=== Task brief ===
Show every line that has the string "ventre" in it.

-------

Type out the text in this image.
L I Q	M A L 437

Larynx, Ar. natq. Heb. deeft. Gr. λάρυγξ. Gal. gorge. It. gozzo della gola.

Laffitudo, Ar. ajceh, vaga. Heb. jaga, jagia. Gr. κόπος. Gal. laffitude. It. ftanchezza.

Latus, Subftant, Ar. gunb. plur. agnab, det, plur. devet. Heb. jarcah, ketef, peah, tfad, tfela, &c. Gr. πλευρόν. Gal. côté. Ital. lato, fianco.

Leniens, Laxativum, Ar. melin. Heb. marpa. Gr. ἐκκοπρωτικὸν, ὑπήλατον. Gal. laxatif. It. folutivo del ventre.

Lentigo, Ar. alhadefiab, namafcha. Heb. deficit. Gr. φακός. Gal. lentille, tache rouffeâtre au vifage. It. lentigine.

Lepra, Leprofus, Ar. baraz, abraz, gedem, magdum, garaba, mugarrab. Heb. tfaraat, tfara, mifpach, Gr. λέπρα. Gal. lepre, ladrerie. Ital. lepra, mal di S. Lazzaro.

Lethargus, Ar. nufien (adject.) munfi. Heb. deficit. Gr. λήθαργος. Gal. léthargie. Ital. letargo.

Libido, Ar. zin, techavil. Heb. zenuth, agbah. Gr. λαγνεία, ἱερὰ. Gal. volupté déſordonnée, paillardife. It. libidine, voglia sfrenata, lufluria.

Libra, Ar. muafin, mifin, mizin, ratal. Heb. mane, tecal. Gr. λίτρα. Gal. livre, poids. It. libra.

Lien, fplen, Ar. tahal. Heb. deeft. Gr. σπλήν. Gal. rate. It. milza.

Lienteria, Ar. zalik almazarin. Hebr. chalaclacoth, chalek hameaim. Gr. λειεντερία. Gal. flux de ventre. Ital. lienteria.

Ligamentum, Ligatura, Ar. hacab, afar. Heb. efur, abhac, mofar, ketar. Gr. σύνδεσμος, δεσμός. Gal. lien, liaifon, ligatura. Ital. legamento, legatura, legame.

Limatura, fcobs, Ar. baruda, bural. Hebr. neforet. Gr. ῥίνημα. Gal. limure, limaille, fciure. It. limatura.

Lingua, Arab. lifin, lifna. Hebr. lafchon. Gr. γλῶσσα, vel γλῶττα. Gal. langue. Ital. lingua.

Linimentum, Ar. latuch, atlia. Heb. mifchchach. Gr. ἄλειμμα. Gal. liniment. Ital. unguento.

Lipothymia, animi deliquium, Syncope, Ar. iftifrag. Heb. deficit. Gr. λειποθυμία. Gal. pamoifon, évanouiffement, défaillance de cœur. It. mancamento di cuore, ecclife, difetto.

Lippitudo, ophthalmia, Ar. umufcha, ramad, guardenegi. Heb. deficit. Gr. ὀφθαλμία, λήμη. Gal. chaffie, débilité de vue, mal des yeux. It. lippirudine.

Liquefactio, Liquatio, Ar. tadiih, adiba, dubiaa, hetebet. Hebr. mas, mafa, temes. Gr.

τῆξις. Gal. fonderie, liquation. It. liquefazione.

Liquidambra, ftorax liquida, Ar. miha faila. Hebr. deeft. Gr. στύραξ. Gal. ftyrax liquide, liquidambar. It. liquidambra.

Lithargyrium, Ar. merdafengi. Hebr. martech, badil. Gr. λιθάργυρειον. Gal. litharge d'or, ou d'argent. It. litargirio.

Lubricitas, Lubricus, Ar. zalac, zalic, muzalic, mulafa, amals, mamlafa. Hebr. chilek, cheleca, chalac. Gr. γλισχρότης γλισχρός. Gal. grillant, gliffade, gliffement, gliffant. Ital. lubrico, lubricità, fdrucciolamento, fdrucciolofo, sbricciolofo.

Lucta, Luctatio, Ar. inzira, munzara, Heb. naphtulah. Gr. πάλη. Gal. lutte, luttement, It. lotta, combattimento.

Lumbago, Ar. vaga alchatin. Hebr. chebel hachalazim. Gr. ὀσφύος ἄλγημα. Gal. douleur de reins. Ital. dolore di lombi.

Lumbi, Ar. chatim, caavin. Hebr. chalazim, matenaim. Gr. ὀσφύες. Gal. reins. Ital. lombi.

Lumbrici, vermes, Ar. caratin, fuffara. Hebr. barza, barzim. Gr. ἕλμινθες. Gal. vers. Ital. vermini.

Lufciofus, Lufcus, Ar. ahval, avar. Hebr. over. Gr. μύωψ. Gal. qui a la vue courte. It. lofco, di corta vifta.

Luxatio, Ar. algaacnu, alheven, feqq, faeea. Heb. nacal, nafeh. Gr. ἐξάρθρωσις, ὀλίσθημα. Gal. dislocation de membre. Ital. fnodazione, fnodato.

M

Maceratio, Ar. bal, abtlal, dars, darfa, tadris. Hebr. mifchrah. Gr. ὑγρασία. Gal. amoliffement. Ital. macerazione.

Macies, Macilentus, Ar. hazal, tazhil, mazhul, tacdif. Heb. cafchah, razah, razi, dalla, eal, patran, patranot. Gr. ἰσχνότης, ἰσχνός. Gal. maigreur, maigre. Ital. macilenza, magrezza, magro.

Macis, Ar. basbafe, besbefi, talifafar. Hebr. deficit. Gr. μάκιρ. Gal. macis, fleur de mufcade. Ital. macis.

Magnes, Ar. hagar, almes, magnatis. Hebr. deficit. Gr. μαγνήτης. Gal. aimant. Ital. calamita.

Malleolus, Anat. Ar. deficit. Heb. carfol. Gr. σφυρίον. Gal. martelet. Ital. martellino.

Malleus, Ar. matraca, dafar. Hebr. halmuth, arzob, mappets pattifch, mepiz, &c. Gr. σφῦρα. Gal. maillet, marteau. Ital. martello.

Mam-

-------

=== Solved exercise ===
Leniens, Laxativum, Ar. melin. Heb. marpa. Gr. ἐκκοπρωτικὸν, ὑπήλατον. Gal. laxatif. It. folutivo del ventre.
Lienteria, Ar. zalik almazarin. Hebr. chalaclacoth, chalek hameaim. Gr. λειεντερία. Gal. flux de ventre. Ital. lienteria.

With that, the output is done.